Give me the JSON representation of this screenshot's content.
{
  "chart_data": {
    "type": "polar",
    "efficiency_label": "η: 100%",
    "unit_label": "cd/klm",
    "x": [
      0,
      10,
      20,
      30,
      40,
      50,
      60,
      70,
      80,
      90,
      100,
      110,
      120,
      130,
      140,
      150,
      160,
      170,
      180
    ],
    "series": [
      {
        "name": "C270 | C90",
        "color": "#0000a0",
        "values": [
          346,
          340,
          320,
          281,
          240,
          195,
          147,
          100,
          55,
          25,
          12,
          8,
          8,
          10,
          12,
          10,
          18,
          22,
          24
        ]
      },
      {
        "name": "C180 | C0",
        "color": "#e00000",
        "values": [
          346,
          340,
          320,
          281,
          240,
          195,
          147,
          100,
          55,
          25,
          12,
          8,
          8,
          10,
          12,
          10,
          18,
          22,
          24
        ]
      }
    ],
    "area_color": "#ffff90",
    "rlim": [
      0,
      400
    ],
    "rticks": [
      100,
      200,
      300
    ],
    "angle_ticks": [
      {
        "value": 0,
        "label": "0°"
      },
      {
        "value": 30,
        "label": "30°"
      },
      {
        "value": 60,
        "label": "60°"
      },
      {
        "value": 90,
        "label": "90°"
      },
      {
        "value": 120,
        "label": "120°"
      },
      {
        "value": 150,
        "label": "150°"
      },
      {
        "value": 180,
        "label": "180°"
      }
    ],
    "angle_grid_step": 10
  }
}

———

- _Required task_
Write out the records above again, keeping each one identical to the original.

- _Solution for this exercise_
Give me the JSON representation of this screenshot's content.
{
  "chart_data": {
    "type": "polar",
    "efficiency_label": "η: 100%",
    "unit_label": "cd/klm",
    "x": [
      0,
      10,
      20,
      30,
      40,
      50,
      60,
      70,
      80,
      90,
      100,
      110,
      120,
      130,
      140,
      150,
      160,
      170,
      180
    ],
    "series": [
      {
        "name": "C270 | C90",
        "color": "#0000a0",
        "values": [
          346,
          340,
          320,
          281,
          240,
          195,
          147,
          100,
          55,
          25,
          12,
          8,
          8,
          10,
          12,
          10,
          18,
          22,
          24
        ]
      },
      {
        "name": "C180 | C0",
        "color": "#e00000",
        "values": [
          346,
          340,
          320,
          281,
          240,
          195,
          147,
          100,
          55,
          25,
          12,
          8,
          8,
          10,
          12,
          10,
          18,
          22,
          24
        ]
      }
    ],
    "area_color": "#ffff90",
    "rlim": [
      0,
      400
    ],
    "rticks": [
      100,
      200,
      300
    ],
    "angle_ticks": [
      {
        "value": 0,
        "label": "0°"
      },
      {
        "value": 30,
        "label": "30°"
      },
      {
        "value": 60,
        "label": "60°"
      },
      {
        "value": 90,
        "label": "90°"
      },
      {
        "value": 120,
        "label": "120°"
      },
      {
        "value": 150,
        "label": "150°"
      },
      {
        "value": 180,
        "label": "180°"
      }
    ],
    "angle_grid_step": 10
  }
}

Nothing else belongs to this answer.